Para fazer ::
1. Transcreva, do texto sobre a página em branco e o medo, a passagem que começa em "Uma Página e o" e vai até "consolidada. Não acha?", inclusive.
2. Dê continuidade ao texto sobre a página em branco e o medo, começando logo após a última frase.

Trecho apresentado ::
■ ■ ■ ■ ■

Uma Página e o Medo no Oceano
Uma página em branco assemelha-se muito bem com uma situação que venho percebendo, senhorita Poliana: o medo de estar no mesmo lugar de experiências passadas. A folha, apresenta-se e exige, de certo modo, que saia algo de ti; o medo, também exige que algo seja posto para fora; os dois, não são nada por si, mas acabam sendo catalisadores deles mesmo. Quando postos diante da realidade, demandam de serem preenchidos e, opostamente, paralisam-no. Paralisam porque exigem uma mudança do ritmo tido até aquele momento, além disso, exigem que você pare e desprenda energia, uma energia proporcional ao que custam na sua totalidade. Porém, o amor pode desvencilhar esse impedimento, não temerá as decepções; nem as teme a esperança, nem a curiosidade e a fé consolidada. Não acha?

■ ■ ■ ■ ■

Trechos de dados ::

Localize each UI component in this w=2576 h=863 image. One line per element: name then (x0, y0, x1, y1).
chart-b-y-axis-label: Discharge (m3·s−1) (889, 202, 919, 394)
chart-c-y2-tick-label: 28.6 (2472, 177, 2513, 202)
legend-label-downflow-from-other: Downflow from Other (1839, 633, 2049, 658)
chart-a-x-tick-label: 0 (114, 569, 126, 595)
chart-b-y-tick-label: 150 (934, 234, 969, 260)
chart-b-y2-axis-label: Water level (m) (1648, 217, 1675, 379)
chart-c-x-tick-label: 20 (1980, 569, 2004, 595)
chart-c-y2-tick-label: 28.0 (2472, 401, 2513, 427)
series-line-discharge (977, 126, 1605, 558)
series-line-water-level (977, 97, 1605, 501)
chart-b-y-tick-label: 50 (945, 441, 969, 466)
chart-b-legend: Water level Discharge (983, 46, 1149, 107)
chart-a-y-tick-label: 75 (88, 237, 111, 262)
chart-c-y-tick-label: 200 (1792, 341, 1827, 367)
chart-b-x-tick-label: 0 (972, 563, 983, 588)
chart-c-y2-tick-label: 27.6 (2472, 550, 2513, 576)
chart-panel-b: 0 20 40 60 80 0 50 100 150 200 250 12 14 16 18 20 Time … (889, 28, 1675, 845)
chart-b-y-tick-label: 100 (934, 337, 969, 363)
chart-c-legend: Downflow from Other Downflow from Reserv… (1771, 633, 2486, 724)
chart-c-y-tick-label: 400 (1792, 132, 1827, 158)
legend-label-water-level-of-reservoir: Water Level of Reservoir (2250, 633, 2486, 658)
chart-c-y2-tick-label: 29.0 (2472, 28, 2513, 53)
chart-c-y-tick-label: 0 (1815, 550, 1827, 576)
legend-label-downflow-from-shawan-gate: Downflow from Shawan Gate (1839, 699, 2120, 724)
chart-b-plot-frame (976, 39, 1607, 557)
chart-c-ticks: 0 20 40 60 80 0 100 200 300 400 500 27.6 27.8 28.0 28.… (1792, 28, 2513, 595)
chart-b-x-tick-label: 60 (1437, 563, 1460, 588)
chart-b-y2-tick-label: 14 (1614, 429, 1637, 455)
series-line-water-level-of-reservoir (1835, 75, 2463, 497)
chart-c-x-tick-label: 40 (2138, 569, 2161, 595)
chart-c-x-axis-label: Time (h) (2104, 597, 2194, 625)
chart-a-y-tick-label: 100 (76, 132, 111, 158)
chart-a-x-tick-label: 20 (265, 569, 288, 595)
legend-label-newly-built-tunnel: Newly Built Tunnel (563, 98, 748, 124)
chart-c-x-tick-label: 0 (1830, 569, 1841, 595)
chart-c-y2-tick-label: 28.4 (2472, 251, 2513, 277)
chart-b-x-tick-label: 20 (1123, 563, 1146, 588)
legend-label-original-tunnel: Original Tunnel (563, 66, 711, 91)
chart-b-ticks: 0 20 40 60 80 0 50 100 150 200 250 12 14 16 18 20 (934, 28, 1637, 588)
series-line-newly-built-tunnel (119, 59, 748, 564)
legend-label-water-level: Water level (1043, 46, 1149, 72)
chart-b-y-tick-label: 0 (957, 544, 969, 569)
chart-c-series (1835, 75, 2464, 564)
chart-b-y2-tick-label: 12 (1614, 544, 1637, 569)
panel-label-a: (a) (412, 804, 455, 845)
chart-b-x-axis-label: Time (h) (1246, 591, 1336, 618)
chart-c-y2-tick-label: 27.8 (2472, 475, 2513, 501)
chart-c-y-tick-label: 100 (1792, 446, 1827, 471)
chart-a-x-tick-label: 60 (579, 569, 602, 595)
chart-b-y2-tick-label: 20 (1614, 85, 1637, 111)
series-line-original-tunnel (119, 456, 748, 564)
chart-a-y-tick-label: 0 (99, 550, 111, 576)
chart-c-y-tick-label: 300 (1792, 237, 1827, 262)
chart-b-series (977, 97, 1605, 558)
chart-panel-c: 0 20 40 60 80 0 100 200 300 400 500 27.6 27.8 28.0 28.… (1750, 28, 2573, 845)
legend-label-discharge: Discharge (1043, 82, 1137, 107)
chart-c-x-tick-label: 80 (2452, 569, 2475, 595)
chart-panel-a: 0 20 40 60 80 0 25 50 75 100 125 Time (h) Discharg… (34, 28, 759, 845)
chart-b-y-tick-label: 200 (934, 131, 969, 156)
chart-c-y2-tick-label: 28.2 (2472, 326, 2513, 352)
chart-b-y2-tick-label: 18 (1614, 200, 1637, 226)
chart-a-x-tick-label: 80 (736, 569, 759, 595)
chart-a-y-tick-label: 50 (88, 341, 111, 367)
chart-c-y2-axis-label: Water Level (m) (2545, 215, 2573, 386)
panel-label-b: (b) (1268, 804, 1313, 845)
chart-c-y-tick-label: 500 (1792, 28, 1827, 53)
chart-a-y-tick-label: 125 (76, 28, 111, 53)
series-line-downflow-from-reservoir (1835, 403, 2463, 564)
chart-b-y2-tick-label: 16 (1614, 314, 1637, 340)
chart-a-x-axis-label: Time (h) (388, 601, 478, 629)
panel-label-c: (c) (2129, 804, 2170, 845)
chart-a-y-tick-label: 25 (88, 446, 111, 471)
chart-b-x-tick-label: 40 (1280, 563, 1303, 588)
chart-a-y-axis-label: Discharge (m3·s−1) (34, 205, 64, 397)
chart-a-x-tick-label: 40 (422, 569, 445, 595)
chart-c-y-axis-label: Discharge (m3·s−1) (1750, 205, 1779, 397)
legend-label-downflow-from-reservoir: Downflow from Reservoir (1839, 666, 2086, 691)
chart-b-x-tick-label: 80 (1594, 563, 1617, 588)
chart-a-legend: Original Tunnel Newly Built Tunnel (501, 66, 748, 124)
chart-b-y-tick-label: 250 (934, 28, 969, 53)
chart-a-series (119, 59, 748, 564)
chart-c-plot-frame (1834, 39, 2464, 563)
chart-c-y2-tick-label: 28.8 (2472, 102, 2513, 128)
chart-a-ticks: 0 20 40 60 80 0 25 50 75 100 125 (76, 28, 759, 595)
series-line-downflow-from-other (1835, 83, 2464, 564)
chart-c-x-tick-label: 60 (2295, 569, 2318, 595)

■ ■ ■ ■ ■

Problemas resolvidos ::
1.
Uma Página e o Medo no Oceano
Uma página em branco assemelha-se muito bem com uma situação que venho percebendo, senhorita Poliana: o medo de estar no mesmo lugar de experiências passadas. A folha, apresenta-se e exige, de certo modo, que saia algo de ti; o medo, também exige que algo seja posto para fora; os dois, não são nada por si, mas acabam sendo catalisadores deles mesmo. Quando postos diante da realidade, demandam de serem preenchidos e, opostamente, paralisam-no. Paralisam porque exigem uma mudança do ritmo tido até aquele momento, além disso, exigem que você pare e desprenda energia, uma energia proporcional ao que custam na sua totalidade. Porém, o amor pode desvencilhar esse impedimento, não temerá as decepções; nem as teme a esperança, nem a curiosidade e a fé consolidada. Não acha?

2.
Pode me dizer o que houve com suas esperanças?
Será que você pode ser considerada, de algum modo, pronta, segura, boa, eficientes e suficientes? Existe mesmo algum tipo de ordem nisso tudo que passa na sua cabeça, ou você está blefando consigo? Não me entenda mal, eu quero que você pense melhor sobre sua própria vida, irmã. Talvez essa seja mesmo a única maneira de manter-se funcional: encontrando algumas Galápagos de ordem nesse oceano de desordem.